Given data
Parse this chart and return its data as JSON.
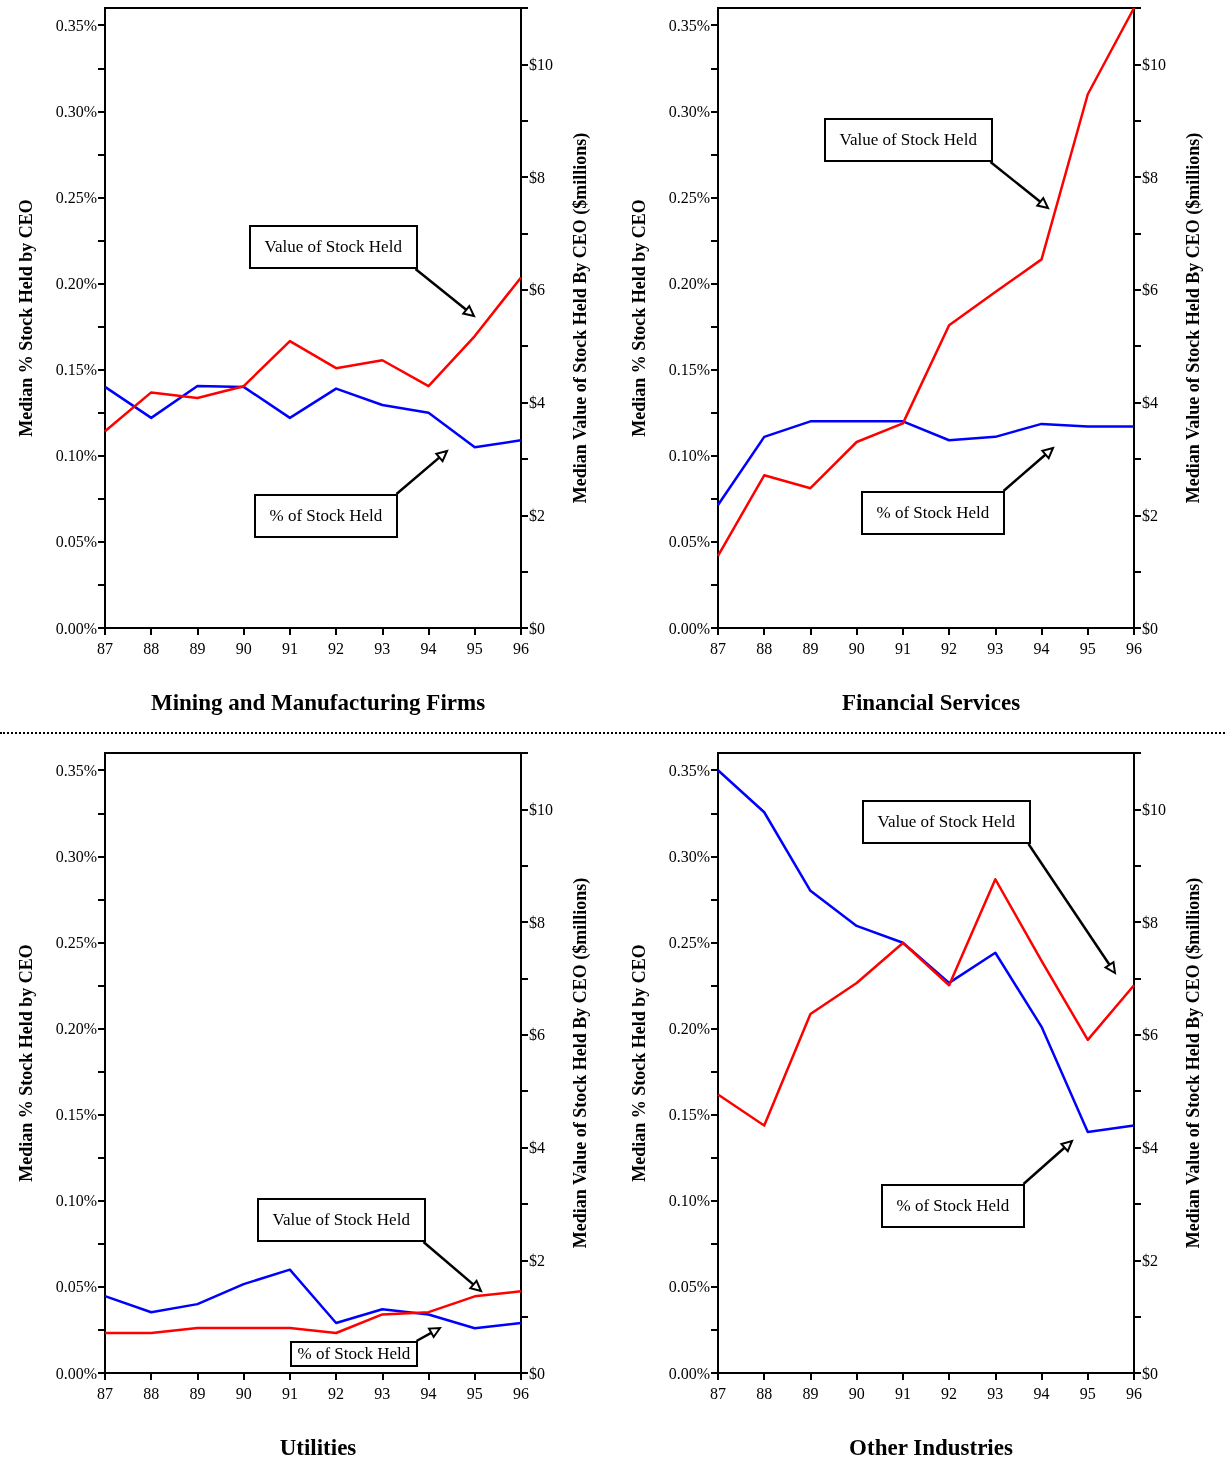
{
  "chart_data": [
    {
      "type": "line",
      "title": "Mining and Manufacturing Firms",
      "ylabel": "Median % Stock Held by CEO",
      "y2label": "Median Value of Stock Held By CEO ($millions)",
      "marker": "none",
      "line_style": "solid",
      "x": [
        87,
        88,
        89,
        90,
        91,
        92,
        93,
        94,
        95,
        96
      ],
      "xlim": [
        87,
        96
      ],
      "xticks": [
        87,
        88,
        89,
        90,
        91,
        92,
        93,
        94,
        95,
        96
      ],
      "ylim": [
        0,
        0.36
      ],
      "yticks": [
        {
          "value": 0,
          "label": "0.00%"
        },
        {
          "value": 0.025,
          "label": null
        },
        {
          "value": 0.05,
          "label": "0.05%"
        },
        {
          "value": 0.075,
          "label": null
        },
        {
          "value": 0.1,
          "label": "0.10%"
        },
        {
          "value": 0.125,
          "label": null
        },
        {
          "value": 0.15,
          "label": "0.15%"
        },
        {
          "value": 0.175,
          "label": null
        },
        {
          "value": 0.2,
          "label": "0.20%"
        },
        {
          "value": 0.225,
          "label": null
        },
        {
          "value": 0.25,
          "label": "0.25%"
        },
        {
          "value": 0.275,
          "label": null
        },
        {
          "value": 0.3,
          "label": "0.30%"
        },
        {
          "value": 0.325,
          "label": null
        },
        {
          "value": 0.35,
          "label": "0.35%"
        }
      ],
      "y2lim": [
        0,
        11
      ],
      "y2ticks": [
        {
          "value": 0,
          "label": "$0"
        },
        {
          "value": 1,
          "label": null
        },
        {
          "value": 2,
          "label": "$2"
        },
        {
          "value": 3,
          "label": null
        },
        {
          "value": 4,
          "label": "$4"
        },
        {
          "value": 5,
          "label": null
        },
        {
          "value": 6,
          "label": "$6"
        },
        {
          "value": 7,
          "label": null
        },
        {
          "value": 8,
          "label": "$8"
        },
        {
          "value": 9,
          "label": null
        },
        {
          "value": 10,
          "label": "$10"
        },
        {
          "value": 11,
          "label": null
        }
      ],
      "series": [
        {
          "color": "#0000ff",
          "values": [
            0.14,
            0.122,
            0.1405,
            0.14,
            0.122,
            0.139,
            0.1295,
            0.125,
            0.105,
            0.109
          ]
        },
        {
          "color": "#ff0000",
          "axis": "y2",
          "values": [
            3.49,
            4.18,
            4.08,
            4.29,
            5.09,
            4.61,
            4.75,
            4.29,
            5.18,
            6.22
          ]
        }
      ],
      "annotations": [
        "Value of Stock Held",
        "% of Stock Held"
      ]
    },
    {
      "type": "line",
      "title": "Financial Services",
      "ylabel": "Median % Stock Held by CEO",
      "y2label": "Median Value of Stock Held By CEO ($millions)",
      "marker": "none",
      "line_style": "solid",
      "x": [
        87,
        88,
        89,
        90,
        91,
        92,
        93,
        94,
        95,
        96
      ],
      "xlim": [
        87,
        96
      ],
      "xticks": [
        87,
        88,
        89,
        90,
        91,
        92,
        93,
        94,
        95,
        96
      ],
      "ylim": [
        0,
        0.36
      ],
      "yticks": [
        {
          "value": 0,
          "label": "0.00%"
        },
        {
          "value": 0.025,
          "label": null
        },
        {
          "value": 0.05,
          "label": "0.05%"
        },
        {
          "value": 0.075,
          "label": null
        },
        {
          "value": 0.1,
          "label": "0.10%"
        },
        {
          "value": 0.125,
          "label": null
        },
        {
          "value": 0.15,
          "label": "0.15%"
        },
        {
          "value": 0.175,
          "label": null
        },
        {
          "value": 0.2,
          "label": "0.20%"
        },
        {
          "value": 0.225,
          "label": null
        },
        {
          "value": 0.25,
          "label": "0.25%"
        },
        {
          "value": 0.275,
          "label": null
        },
        {
          "value": 0.3,
          "label": "0.30%"
        },
        {
          "value": 0.325,
          "label": null
        },
        {
          "value": 0.35,
          "label": "0.35%"
        }
      ],
      "y2lim": [
        0,
        11
      ],
      "y2ticks": [
        {
          "value": 0,
          "label": "$0"
        },
        {
          "value": 1,
          "label": null
        },
        {
          "value": 2,
          "label": "$2"
        },
        {
          "value": 3,
          "label": null
        },
        {
          "value": 4,
          "label": "$4"
        },
        {
          "value": 5,
          "label": null
        },
        {
          "value": 6,
          "label": "$6"
        },
        {
          "value": 7,
          "label": null
        },
        {
          "value": 8,
          "label": "$8"
        },
        {
          "value": 9,
          "label": null
        },
        {
          "value": 10,
          "label": "$10"
        },
        {
          "value": 11,
          "label": null
        }
      ],
      "series": [
        {
          "color": "#0000ff",
          "values": [
            0.0714,
            0.111,
            0.12,
            0.12,
            0.12,
            0.109,
            0.111,
            0.1185,
            0.117,
            0.117
          ]
        },
        {
          "color": "#ff0000",
          "axis": "y2",
          "values": [
            1.28,
            2.71,
            2.48,
            3.3,
            3.63,
            5.37,
            5.96,
            6.54,
            9.47,
            11.0
          ]
        }
      ],
      "annotations": [
        "Value of Stock Held",
        "% of Stock Held"
      ]
    },
    {
      "type": "line",
      "title": "Utilities",
      "ylabel": "Median % Stock Held by CEO",
      "y2label": "Median Value of Stock Held By CEO ($millions)",
      "marker": "none",
      "line_style": "solid",
      "x": [
        87,
        88,
        89,
        90,
        91,
        92,
        93,
        94,
        95,
        96
      ],
      "xlim": [
        87,
        96
      ],
      "xticks": [
        87,
        88,
        89,
        90,
        91,
        92,
        93,
        94,
        95,
        96
      ],
      "ylim": [
        0,
        0.36
      ],
      "yticks": [
        {
          "value": 0,
          "label": "0.00%"
        },
        {
          "value": 0.025,
          "label": null
        },
        {
          "value": 0.05,
          "label": "0.05%"
        },
        {
          "value": 0.075,
          "label": null
        },
        {
          "value": 0.1,
          "label": "0.10%"
        },
        {
          "value": 0.125,
          "label": null
        },
        {
          "value": 0.15,
          "label": "0.15%"
        },
        {
          "value": 0.175,
          "label": null
        },
        {
          "value": 0.2,
          "label": "0.20%"
        },
        {
          "value": 0.225,
          "label": null
        },
        {
          "value": 0.25,
          "label": "0.25%"
        },
        {
          "value": 0.275,
          "label": null
        },
        {
          "value": 0.3,
          "label": "0.30%"
        },
        {
          "value": 0.325,
          "label": null
        },
        {
          "value": 0.35,
          "label": "0.35%"
        }
      ],
      "y2lim": [
        0,
        11
      ],
      "y2ticks": [
        {
          "value": 0,
          "label": "$0"
        },
        {
          "value": 1,
          "label": null
        },
        {
          "value": 2,
          "label": "$2"
        },
        {
          "value": 3,
          "label": null
        },
        {
          "value": 4,
          "label": "$4"
        },
        {
          "value": 5,
          "label": null
        },
        {
          "value": 6,
          "label": "$6"
        },
        {
          "value": 7,
          "label": null
        },
        {
          "value": 8,
          "label": "$8"
        },
        {
          "value": 9,
          "label": null
        },
        {
          "value": 10,
          "label": "$10"
        },
        {
          "value": 11,
          "label": null
        }
      ],
      "series": [
        {
          "color": "#0000ff",
          "values": [
            0.0446,
            0.0353,
            0.04,
            0.0516,
            0.06,
            0.029,
            0.037,
            0.034,
            0.026,
            0.029
          ]
        },
        {
          "color": "#ff0000",
          "axis": "y2",
          "values": [
            0.71,
            0.71,
            0.8,
            0.8,
            0.8,
            0.71,
            1.04,
            1.08,
            1.36,
            1.45
          ]
        }
      ],
      "annotations": [
        "Value of Stock Held",
        "% of Stock Held"
      ]
    },
    {
      "type": "line",
      "title": "Other Industries",
      "ylabel": "Median % Stock Held by CEO",
      "y2label": "Median Value of Stock Held By CEO ($millions)",
      "marker": "none",
      "line_style": "solid",
      "x": [
        87,
        88,
        89,
        90,
        91,
        92,
        93,
        94,
        95,
        96
      ],
      "xlim": [
        87,
        96
      ],
      "xticks": [
        87,
        88,
        89,
        90,
        91,
        92,
        93,
        94,
        95,
        96
      ],
      "ylim": [
        0,
        0.36
      ],
      "yticks": [
        {
          "value": 0,
          "label": "0.00%"
        },
        {
          "value": 0.025,
          "label": null
        },
        {
          "value": 0.05,
          "label": "0.05%"
        },
        {
          "value": 0.075,
          "label": null
        },
        {
          "value": 0.1,
          "label": "0.10%"
        },
        {
          "value": 0.125,
          "label": null
        },
        {
          "value": 0.15,
          "label": "0.15%"
        },
        {
          "value": 0.175,
          "label": null
        },
        {
          "value": 0.2,
          "label": "0.20%"
        },
        {
          "value": 0.225,
          "label": null
        },
        {
          "value": 0.25,
          "label": "0.25%"
        },
        {
          "value": 0.275,
          "label": null
        },
        {
          "value": 0.3,
          "label": "0.30%"
        },
        {
          "value": 0.325,
          "label": null
        },
        {
          "value": 0.35,
          "label": "0.35%"
        }
      ],
      "y2lim": [
        0,
        11
      ],
      "y2ticks": [
        {
          "value": 0,
          "label": "$0"
        },
        {
          "value": 1,
          "label": null
        },
        {
          "value": 2,
          "label": "$2"
        },
        {
          "value": 3,
          "label": null
        },
        {
          "value": 4,
          "label": "$4"
        },
        {
          "value": 5,
          "label": null
        },
        {
          "value": 6,
          "label": "$6"
        },
        {
          "value": 7,
          "label": null
        },
        {
          "value": 8,
          "label": "$8"
        },
        {
          "value": 9,
          "label": null
        },
        {
          "value": 10,
          "label": "$10"
        },
        {
          "value": 11,
          "label": null
        }
      ],
      "series": [
        {
          "color": "#0000ff",
          "values": [
            0.35,
            0.3256,
            0.28,
            0.2596,
            0.2498,
            0.2265,
            0.244,
            0.201,
            0.14,
            0.1437
          ]
        },
        {
          "color": "#ff0000",
          "axis": "y2",
          "values": [
            4.94,
            4.39,
            6.37,
            6.92,
            7.63,
            6.88,
            8.76,
            7.31,
            5.91,
            6.88
          ]
        }
      ],
      "annotations": [
        "Value of Stock Held",
        "% of Stock Held"
      ]
    }
  ]
}
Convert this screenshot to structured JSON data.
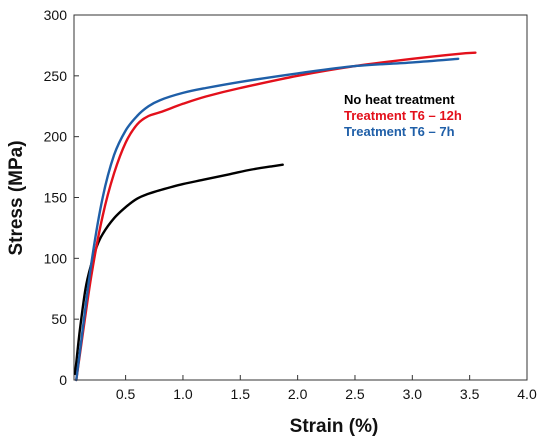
{
  "chart_data": {
    "type": "line",
    "title": "",
    "xlabel": "Strain (%)",
    "ylabel": "Stress (MPa)",
    "xlim": [
      0.05,
      4.0
    ],
    "ylim": [
      0,
      300
    ],
    "x_ticks": [
      "0.5",
      "1.0",
      "1.5",
      "2.0",
      "2.5",
      "3.0",
      "3.5",
      "4.0"
    ],
    "y_ticks": [
      "0",
      "50",
      "100",
      "150",
      "200",
      "250",
      "300"
    ],
    "grid": false,
    "legend_placement": "right",
    "series": [
      {
        "name": "No heat treatment",
        "color": "#000000",
        "points": [
          [
            0.06,
            5
          ],
          [
            0.1,
            40
          ],
          [
            0.15,
            75
          ],
          [
            0.2,
            95
          ],
          [
            0.25,
            110
          ],
          [
            0.3,
            120
          ],
          [
            0.4,
            133
          ],
          [
            0.5,
            142
          ],
          [
            0.6,
            149
          ],
          [
            0.7,
            153
          ],
          [
            0.8,
            156
          ],
          [
            1.0,
            161
          ],
          [
            1.2,
            165
          ],
          [
            1.4,
            169
          ],
          [
            1.6,
            173
          ],
          [
            1.8,
            176
          ],
          [
            1.87,
            177
          ]
        ]
      },
      {
        "name": "Treatment T6 – 12h",
        "color": "#e3101b",
        "points": [
          [
            0.07,
            0
          ],
          [
            0.1,
            20
          ],
          [
            0.2,
            85
          ],
          [
            0.3,
            135
          ],
          [
            0.4,
            170
          ],
          [
            0.5,
            195
          ],
          [
            0.6,
            210
          ],
          [
            0.7,
            217
          ],
          [
            0.8,
            220
          ],
          [
            1.0,
            227
          ],
          [
            1.2,
            233
          ],
          [
            1.5,
            240
          ],
          [
            2.0,
            250
          ],
          [
            2.5,
            258
          ],
          [
            3.0,
            264
          ],
          [
            3.4,
            268
          ],
          [
            3.55,
            269
          ]
        ]
      },
      {
        "name": "Treatment T6 – 7h",
        "color": "#1f5fa8",
        "points": [
          [
            0.07,
            0
          ],
          [
            0.1,
            22
          ],
          [
            0.2,
            95
          ],
          [
            0.3,
            150
          ],
          [
            0.4,
            185
          ],
          [
            0.5,
            205
          ],
          [
            0.6,
            217
          ],
          [
            0.7,
            225
          ],
          [
            0.8,
            230
          ],
          [
            1.0,
            236
          ],
          [
            1.2,
            240
          ],
          [
            1.5,
            245
          ],
          [
            2.0,
            252
          ],
          [
            2.5,
            258
          ],
          [
            3.0,
            261
          ],
          [
            3.4,
            264
          ]
        ]
      }
    ]
  }
}
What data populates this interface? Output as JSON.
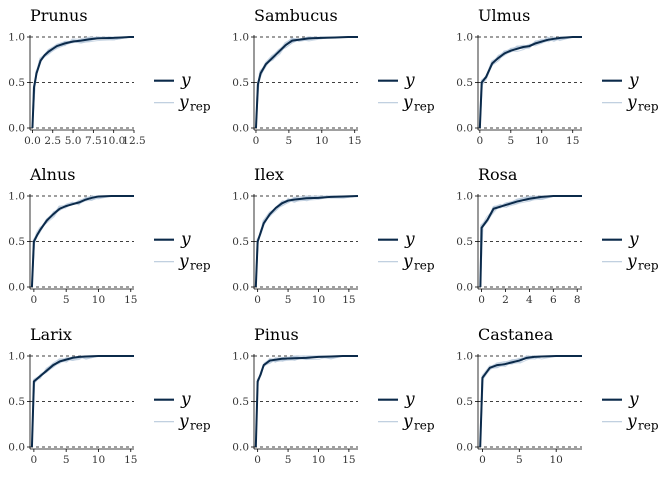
{
  "chart_data": {
    "type": "line",
    "title": "",
    "xlabel": "",
    "ylabel": "",
    "grid": false,
    "legend_position": "right",
    "colors": {
      "y": "#0b2a4a",
      "y_rep": "#b8c9dc",
      "ref_line": "#000000",
      "axis": "#000000"
    },
    "reference_lines_y": [
      0.0,
      0.5,
      1.0
    ],
    "legend": {
      "y_label": "y",
      "y_rep_label": "y",
      "y_rep_sub": "rep"
    },
    "panels": [
      {
        "title": "Prunus",
        "xlim": [
          -0.3,
          12.5
        ],
        "ylim": [
          0,
          1
        ],
        "x_ticks": [
          0,
          2.5,
          5,
          7.5,
          10,
          12.5
        ],
        "x_tick_labels": [
          "0.0",
          "2.5",
          "5.0",
          "7.5",
          "10.0",
          "12.5"
        ],
        "y_ticks": [
          0,
          0.5,
          1
        ],
        "y_tick_labels": [
          "0.0",
          "0.5",
          "1.0"
        ],
        "series": [
          {
            "name": "y",
            "x": [
              0,
              0.2,
              0.5,
              1,
              1.5,
              2,
              3,
              4,
              5,
              6,
              7,
              8,
              10,
              12,
              12.5
            ],
            "values": [
              0,
              0.45,
              0.6,
              0.74,
              0.8,
              0.84,
              0.9,
              0.93,
              0.95,
              0.96,
              0.975,
              0.985,
              0.99,
              1.0,
              1.0
            ]
          }
        ]
      },
      {
        "title": "Sambucus",
        "xlim": [
          -0.3,
          15.5
        ],
        "ylim": [
          0,
          1
        ],
        "x_ticks": [
          0,
          5,
          10,
          15
        ],
        "x_tick_labels": [
          "0",
          "5",
          "10",
          "15"
        ],
        "y_ticks": [
          0,
          0.5,
          1
        ],
        "y_tick_labels": [
          "0.0",
          "0.5",
          "1.0"
        ],
        "series": [
          {
            "name": "y",
            "x": [
              0,
              0.3,
              0.7,
              1.5,
              2.5,
              3.5,
              4.5,
              5.5,
              6.5,
              8,
              10,
              12,
              14,
              15.5
            ],
            "values": [
              0,
              0.48,
              0.6,
              0.7,
              0.77,
              0.84,
              0.91,
              0.96,
              0.97,
              0.985,
              0.99,
              0.995,
              1.0,
              1.0
            ]
          }
        ]
      },
      {
        "title": "Ulmus",
        "xlim": [
          -0.3,
          16.5
        ],
        "ylim": [
          0,
          1
        ],
        "x_ticks": [
          0,
          5,
          10,
          15
        ],
        "x_tick_labels": [
          "0",
          "5",
          "10",
          "15"
        ],
        "y_ticks": [
          0,
          0.5,
          1
        ],
        "y_tick_labels": [
          "0.0",
          "0.5",
          "1.0"
        ],
        "series": [
          {
            "name": "y",
            "x": [
              0,
              0.3,
              1,
              2,
              3,
              4,
              5,
              6,
              7,
              8,
              9,
              10,
              11,
              12,
              13,
              15,
              16.5
            ],
            "values": [
              0,
              0.5,
              0.56,
              0.71,
              0.77,
              0.82,
              0.85,
              0.87,
              0.89,
              0.9,
              0.93,
              0.95,
              0.97,
              0.98,
              0.99,
              1.0,
              1.0
            ]
          }
        ]
      },
      {
        "title": "Alnus",
        "xlim": [
          -0.6,
          15.5
        ],
        "ylim": [
          0,
          1
        ],
        "x_ticks": [
          0,
          5,
          10,
          15
        ],
        "x_tick_labels": [
          "0",
          "5",
          "10",
          "15"
        ],
        "y_ticks": [
          0,
          0.5,
          1
        ],
        "y_tick_labels": [
          "0.0",
          "0.5",
          "1.0"
        ],
        "series": [
          {
            "name": "y",
            "x": [
              -0.3,
              0,
              0.5,
              1,
              2,
              3,
              4,
              5,
              6,
              7,
              8,
              9,
              10,
              12,
              15.5
            ],
            "values": [
              0,
              0.5,
              0.57,
              0.63,
              0.73,
              0.8,
              0.86,
              0.89,
              0.91,
              0.93,
              0.96,
              0.98,
              0.995,
              1.0,
              1.0
            ]
          }
        ]
      },
      {
        "title": "Ilex",
        "xlim": [
          -0.6,
          16.5
        ],
        "ylim": [
          0,
          1
        ],
        "x_ticks": [
          0,
          5,
          10,
          15
        ],
        "x_tick_labels": [
          "0",
          "5",
          "10",
          "15"
        ],
        "y_ticks": [
          0,
          0.5,
          1
        ],
        "y_tick_labels": [
          "0.0",
          "0.5",
          "1.0"
        ],
        "series": [
          {
            "name": "y",
            "x": [
              -0.3,
              0,
              0.5,
              1,
              2,
              3,
              4,
              5,
              6,
              8,
              10,
              12,
              14,
              16.5
            ],
            "values": [
              0,
              0.5,
              0.6,
              0.7,
              0.8,
              0.87,
              0.92,
              0.95,
              0.96,
              0.975,
              0.98,
              0.99,
              0.995,
              1.0
            ]
          }
        ]
      },
      {
        "title": "Rosa",
        "xlim": [
          -0.3,
          8.4
        ],
        "ylim": [
          0,
          1
        ],
        "x_ticks": [
          0,
          2,
          4,
          6,
          8
        ],
        "x_tick_labels": [
          "0",
          "2",
          "4",
          "6",
          "8"
        ],
        "y_ticks": [
          0,
          0.5,
          1
        ],
        "y_tick_labels": [
          "0.0",
          "0.5",
          "1.0"
        ],
        "series": [
          {
            "name": "y",
            "x": [
              -0.1,
              0,
              0.5,
              1,
              1.5,
              2,
              3,
              4,
              5,
              6,
              7,
              8,
              8.4
            ],
            "values": [
              0,
              0.65,
              0.74,
              0.86,
              0.88,
              0.9,
              0.94,
              0.97,
              0.99,
              1.0,
              1.0,
              1.0,
              1.0
            ]
          }
        ]
      },
      {
        "title": "Larix",
        "xlim": [
          -0.6,
          15.5
        ],
        "ylim": [
          0,
          1
        ],
        "x_ticks": [
          0,
          5,
          10,
          15
        ],
        "x_tick_labels": [
          "0",
          "5",
          "10",
          "15"
        ],
        "y_ticks": [
          0,
          0.5,
          1
        ],
        "y_tick_labels": [
          "0.0",
          "0.5",
          "1.0"
        ],
        "series": [
          {
            "name": "y",
            "x": [
              -0.3,
              0,
              1,
              2,
              3,
              4,
              5,
              6,
              7,
              8,
              10,
              12,
              15.5
            ],
            "values": [
              0,
              0.72,
              0.78,
              0.84,
              0.9,
              0.94,
              0.96,
              0.98,
              0.99,
              0.995,
              1.0,
              1.0,
              1.0
            ]
          }
        ]
      },
      {
        "title": "Pinus",
        "xlim": [
          -0.6,
          16.5
        ],
        "ylim": [
          0,
          1
        ],
        "x_ticks": [
          0,
          5,
          10,
          15
        ],
        "x_tick_labels": [
          "0",
          "5",
          "10",
          "15"
        ],
        "y_ticks": [
          0,
          0.5,
          1
        ],
        "y_tick_labels": [
          "0.0",
          "0.5",
          "1.0"
        ],
        "series": [
          {
            "name": "y",
            "x": [
              -0.3,
              0,
              0.5,
              1,
              2,
              3,
              4,
              6,
              8,
              10,
              12,
              14,
              16.5
            ],
            "values": [
              0,
              0.72,
              0.8,
              0.9,
              0.95,
              0.96,
              0.97,
              0.975,
              0.98,
              0.99,
              0.995,
              1.0,
              1.0
            ]
          }
        ]
      },
      {
        "title": "Castanea",
        "xlim": [
          -0.6,
          13.5
        ],
        "ylim": [
          0,
          1
        ],
        "x_ticks": [
          0,
          5,
          10
        ],
        "x_tick_labels": [
          "0",
          "5",
          "10"
        ],
        "y_ticks": [
          0,
          0.5,
          1
        ],
        "y_tick_labels": [
          "0.0",
          "0.5",
          "1.0"
        ],
        "series": [
          {
            "name": "y",
            "x": [
              -0.3,
              0,
              1,
              2,
              3,
              4,
              5,
              6,
              7,
              8,
              10,
              12,
              13.5
            ],
            "values": [
              0,
              0.76,
              0.87,
              0.9,
              0.91,
              0.93,
              0.95,
              0.98,
              0.99,
              0.995,
              1.0,
              1.0,
              1.0
            ]
          }
        ]
      }
    ]
  }
}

Exercise instructions
Look through the data above. Find each line with the string "this" and copy it.

Result
Parse this chart and return its data as JSON.
Convert this screenshot to structured JSON data.
What data populates this interface? Output as JSON.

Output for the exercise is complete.